--- Start Entries provided ---

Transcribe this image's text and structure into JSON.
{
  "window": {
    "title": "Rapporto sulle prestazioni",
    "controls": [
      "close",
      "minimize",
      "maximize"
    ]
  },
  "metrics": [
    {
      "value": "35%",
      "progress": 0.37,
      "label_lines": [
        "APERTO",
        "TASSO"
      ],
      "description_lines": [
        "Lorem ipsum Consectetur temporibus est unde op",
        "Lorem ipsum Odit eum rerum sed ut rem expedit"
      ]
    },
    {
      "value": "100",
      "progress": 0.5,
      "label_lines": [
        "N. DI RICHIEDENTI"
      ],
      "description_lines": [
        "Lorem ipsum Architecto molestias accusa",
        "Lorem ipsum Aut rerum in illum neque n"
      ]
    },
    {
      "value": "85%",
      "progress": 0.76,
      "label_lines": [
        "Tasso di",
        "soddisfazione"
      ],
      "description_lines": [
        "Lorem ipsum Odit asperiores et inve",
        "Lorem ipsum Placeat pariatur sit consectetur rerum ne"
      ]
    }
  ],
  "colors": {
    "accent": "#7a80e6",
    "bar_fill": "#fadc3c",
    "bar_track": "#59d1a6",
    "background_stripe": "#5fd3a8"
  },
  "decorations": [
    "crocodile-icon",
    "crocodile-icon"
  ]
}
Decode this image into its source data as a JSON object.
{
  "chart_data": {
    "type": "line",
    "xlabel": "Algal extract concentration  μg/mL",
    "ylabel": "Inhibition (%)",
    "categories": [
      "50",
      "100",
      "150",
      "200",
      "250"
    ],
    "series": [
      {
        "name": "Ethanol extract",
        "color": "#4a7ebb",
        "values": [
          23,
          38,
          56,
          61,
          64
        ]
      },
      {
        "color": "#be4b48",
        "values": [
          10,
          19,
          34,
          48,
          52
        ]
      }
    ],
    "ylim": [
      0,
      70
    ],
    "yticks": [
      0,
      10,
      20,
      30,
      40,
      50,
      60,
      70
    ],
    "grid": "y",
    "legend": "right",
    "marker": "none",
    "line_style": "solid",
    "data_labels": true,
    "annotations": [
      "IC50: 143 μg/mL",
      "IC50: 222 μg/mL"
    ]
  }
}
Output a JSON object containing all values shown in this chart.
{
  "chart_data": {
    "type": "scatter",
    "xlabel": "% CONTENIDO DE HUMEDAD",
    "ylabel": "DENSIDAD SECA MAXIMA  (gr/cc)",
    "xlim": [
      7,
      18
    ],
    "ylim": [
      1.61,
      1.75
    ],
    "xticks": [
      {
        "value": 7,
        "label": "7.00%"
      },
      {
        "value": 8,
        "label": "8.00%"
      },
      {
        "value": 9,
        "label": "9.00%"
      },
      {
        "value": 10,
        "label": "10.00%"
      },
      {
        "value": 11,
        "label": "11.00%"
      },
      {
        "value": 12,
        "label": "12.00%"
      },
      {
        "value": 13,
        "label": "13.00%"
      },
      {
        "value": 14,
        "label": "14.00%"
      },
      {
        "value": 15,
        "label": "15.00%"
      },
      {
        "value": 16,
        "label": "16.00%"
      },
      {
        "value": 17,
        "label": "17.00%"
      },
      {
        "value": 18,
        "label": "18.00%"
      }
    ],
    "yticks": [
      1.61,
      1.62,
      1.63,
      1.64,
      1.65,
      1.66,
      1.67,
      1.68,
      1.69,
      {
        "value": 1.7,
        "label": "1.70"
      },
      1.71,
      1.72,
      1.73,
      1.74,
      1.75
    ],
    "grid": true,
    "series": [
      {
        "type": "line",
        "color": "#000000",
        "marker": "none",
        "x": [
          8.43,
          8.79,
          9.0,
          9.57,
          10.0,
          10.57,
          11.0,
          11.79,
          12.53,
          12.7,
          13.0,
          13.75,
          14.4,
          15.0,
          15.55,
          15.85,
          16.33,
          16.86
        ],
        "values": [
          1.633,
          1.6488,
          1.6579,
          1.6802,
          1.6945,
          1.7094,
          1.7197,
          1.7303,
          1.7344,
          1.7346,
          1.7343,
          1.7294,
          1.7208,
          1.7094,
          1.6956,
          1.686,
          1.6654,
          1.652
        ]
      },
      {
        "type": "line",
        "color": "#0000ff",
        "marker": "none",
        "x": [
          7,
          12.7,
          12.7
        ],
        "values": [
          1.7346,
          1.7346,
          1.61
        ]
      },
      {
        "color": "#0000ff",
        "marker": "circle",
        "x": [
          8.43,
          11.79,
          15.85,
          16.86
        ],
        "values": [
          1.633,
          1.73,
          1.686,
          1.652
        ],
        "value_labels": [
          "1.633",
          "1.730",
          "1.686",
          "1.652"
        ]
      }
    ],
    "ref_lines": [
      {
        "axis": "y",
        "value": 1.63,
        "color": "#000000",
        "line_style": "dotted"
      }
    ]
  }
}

--- End Entries provided ---

### The exercise
Repeat the entries shown above, every one, word for word.

### Response to the task
Transcribe this image's text and structure into JSON.
{
  "window": {
    "title": "Rapporto sulle prestazioni",
    "controls": [
      "close",
      "minimize",
      "maximize"
    ]
  },
  "metrics": [
    {
      "value": "35%",
      "progress": 0.37,
      "label_lines": [
        "APERTO",
        "TASSO"
      ],
      "description_lines": [
        "Lorem ipsum Consectetur temporibus est unde op",
        "Lorem ipsum Odit eum rerum sed ut rem expedit"
      ]
    },
    {
      "value": "100",
      "progress": 0.5,
      "label_lines": [
        "N. DI RICHIEDENTI"
      ],
      "description_lines": [
        "Lorem ipsum Architecto molestias accusa",
        "Lorem ipsum Aut rerum in illum neque n"
      ]
    },
    {
      "value": "85%",
      "progress": 0.76,
      "label_lines": [
        "Tasso di",
        "soddisfazione"
      ],
      "description_lines": [
        "Lorem ipsum Odit asperiores et inve",
        "Lorem ipsum Placeat pariatur sit consectetur rerum ne"
      ]
    }
  ],
  "colors": {
    "accent": "#7a80e6",
    "bar_fill": "#fadc3c",
    "bar_track": "#59d1a6",
    "background_stripe": "#5fd3a8"
  },
  "decorations": [
    "crocodile-icon",
    "crocodile-icon"
  ]
}
Decode this image into its source data as a JSON object.
{
  "chart_data": {
    "type": "line",
    "xlabel": "Algal extract concentration  μg/mL",
    "ylabel": "Inhibition (%)",
    "categories": [
      "50",
      "100",
      "150",
      "200",
      "250"
    ],
    "series": [
      {
        "name": "Ethanol extract",
        "color": "#4a7ebb",
        "values": [
          23,
          38,
          56,
          61,
          64
        ]
      },
      {
        "color": "#be4b48",
        "values": [
          10,
          19,
          34,
          48,
          52
        ]
      }
    ],
    "ylim": [
      0,
      70
    ],
    "yticks": [
      0,
      10,
      20,
      30,
      40,
      50,
      60,
      70
    ],
    "grid": "y",
    "legend": "right",
    "marker": "none",
    "line_style": "solid",
    "data_labels": true,
    "annotations": [
      "IC50: 143 μg/mL",
      "IC50: 222 μg/mL"
    ]
  }
}
Output a JSON object containing all values shown in this chart.
{
  "chart_data": {
    "type": "scatter",
    "xlabel": "% CONTENIDO DE HUMEDAD",
    "ylabel": "DENSIDAD SECA MAXIMA  (gr/cc)",
    "xlim": [
      7,
      18
    ],
    "ylim": [
      1.61,
      1.75
    ],
    "xticks": [
      {
        "value": 7,
        "label": "7.00%"
      },
      {
        "value": 8,
        "label": "8.00%"
      },
      {
        "value": 9,
        "label": "9.00%"
      },
      {
        "value": 10,
        "label": "10.00%"
      },
      {
        "value": 11,
        "label": "11.00%"
      },
      {
        "value": 12,
        "label": "12.00%"
      },
      {
        "value": 13,
        "label": "13.00%"
      },
      {
        "value": 14,
        "label": "14.00%"
      },
      {
        "value": 15,
        "label": "15.00%"
      },
      {
        "value": 16,
        "label": "16.00%"
      },
      {
        "value": 17,
        "label": "17.00%"
      },
      {
        "value": 18,
        "label": "18.00%"
      }
    ],
    "yticks": [
      1.61,
      1.62,
      1.63,
      1.64,
      1.65,
      1.66,
      1.67,
      1.68,
      1.69,
      {
        "value": 1.7,
        "label": "1.70"
      },
      1.71,
      1.72,
      1.73,
      1.74,
      1.75
    ],
    "grid": true,
    "series": [
      {
        "type": "line",
        "color": "#000000",
        "marker": "none",
        "x": [
          8.43,
          8.79,
          9.0,
          9.57,
          10.0,
          10.57,
          11.0,
          11.79,
          12.53,
          12.7,
          13.0,
          13.75,
          14.4,
          15.0,
          15.55,
          15.85,
          16.33,
          16.86
        ],
        "values": [
          1.633,
          1.6488,
          1.6579,
          1.6802,
          1.6945,
          1.7094,
          1.7197,
          1.7303,
          1.7344,
          1.7346,
          1.7343,
          1.7294,
          1.7208,
          1.7094,
          1.6956,
          1.686,
          1.6654,
          1.652
        ]
      },
      {
        "type": "line",
        "color": "#0000ff",
        "marker": "none",
        "x": [
          7,
          12.7,
          12.7
        ],
        "values": [
          1.7346,
          1.7346,
          1.61
        ]
      },
      {
        "color": "#0000ff",
        "marker": "circle",
        "x": [
          8.43,
          11.79,
          15.85,
          16.86
        ],
        "values": [
          1.633,
          1.73,
          1.686,
          1.652
        ],
        "value_labels": [
          "1.633",
          "1.730",
          "1.686",
          "1.652"
        ]
      }
    ],
    "ref_lines": [
      {
        "axis": "y",
        "value": 1.63,
        "color": "#000000",
        "line_style": "dotted"
      }
    ]
  }
}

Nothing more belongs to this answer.